### The task
Each record below should be output verbatim, without pictures.

[Begin Source data]

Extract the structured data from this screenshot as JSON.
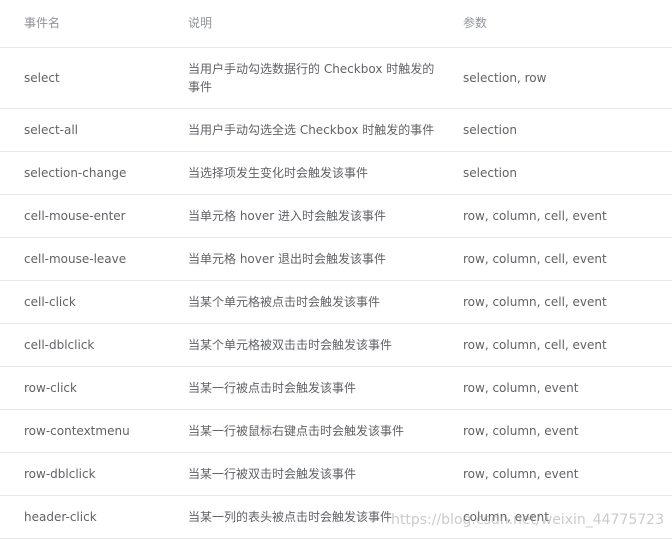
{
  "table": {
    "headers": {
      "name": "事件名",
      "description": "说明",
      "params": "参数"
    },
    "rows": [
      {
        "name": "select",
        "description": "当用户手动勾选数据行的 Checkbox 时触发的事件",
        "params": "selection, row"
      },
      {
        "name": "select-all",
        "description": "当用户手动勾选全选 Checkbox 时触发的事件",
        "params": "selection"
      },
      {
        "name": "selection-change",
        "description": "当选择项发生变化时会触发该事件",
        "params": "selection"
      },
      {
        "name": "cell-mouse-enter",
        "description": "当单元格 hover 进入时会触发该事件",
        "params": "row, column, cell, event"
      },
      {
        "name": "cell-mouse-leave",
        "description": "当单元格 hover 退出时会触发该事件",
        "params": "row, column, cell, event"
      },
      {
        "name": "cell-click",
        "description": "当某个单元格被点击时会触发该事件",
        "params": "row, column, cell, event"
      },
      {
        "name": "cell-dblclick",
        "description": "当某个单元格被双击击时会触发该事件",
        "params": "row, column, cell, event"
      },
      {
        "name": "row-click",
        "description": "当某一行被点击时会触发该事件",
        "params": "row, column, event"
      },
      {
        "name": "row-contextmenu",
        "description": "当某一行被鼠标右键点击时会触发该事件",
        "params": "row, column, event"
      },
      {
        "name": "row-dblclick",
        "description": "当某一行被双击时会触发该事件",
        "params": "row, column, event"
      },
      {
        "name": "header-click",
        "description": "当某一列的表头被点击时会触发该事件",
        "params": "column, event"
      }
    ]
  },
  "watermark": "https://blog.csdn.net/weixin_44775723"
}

[End Source data]

### Result for this exercise
Extract the structured data from this screenshot as JSON.
{
  "table": {
    "headers": {
      "name": "事件名",
      "description": "说明",
      "params": "参数"
    },
    "rows": [
      {
        "name": "select",
        "description": "当用户手动勾选数据行的 Checkbox 时触发的事件",
        "params": "selection, row"
      },
      {
        "name": "select-all",
        "description": "当用户手动勾选全选 Checkbox 时触发的事件",
        "params": "selection"
      },
      {
        "name": "selection-change",
        "description": "当选择项发生变化时会触发该事件",
        "params": "selection"
      },
      {
        "name": "cell-mouse-enter",
        "description": "当单元格 hover 进入时会触发该事件",
        "params": "row, column, cell, event"
      },
      {
        "name": "cell-mouse-leave",
        "description": "当单元格 hover 退出时会触发该事件",
        "params": "row, column, cell, event"
      },
      {
        "name": "cell-click",
        "description": "当某个单元格被点击时会触发该事件",
        "params": "row, column, cell, event"
      },
      {
        "name": "cell-dblclick",
        "description": "当某个单元格被双击击时会触发该事件",
        "params": "row, column, cell, event"
      },
      {
        "name": "row-click",
        "description": "当某一行被点击时会触发该事件",
        "params": "row, column, event"
      },
      {
        "name": "row-contextmenu",
        "description": "当某一行被鼠标右键点击时会触发该事件",
        "params": "row, column, event"
      },
      {
        "name": "row-dblclick",
        "description": "当某一行被双击时会触发该事件",
        "params": "row, column, event"
      },
      {
        "name": "header-click",
        "description": "当某一列的表头被点击时会触发该事件",
        "params": "column, event"
      }
    ]
  },
  "watermark": "https://blog.csdn.net/weixin_44775723"
}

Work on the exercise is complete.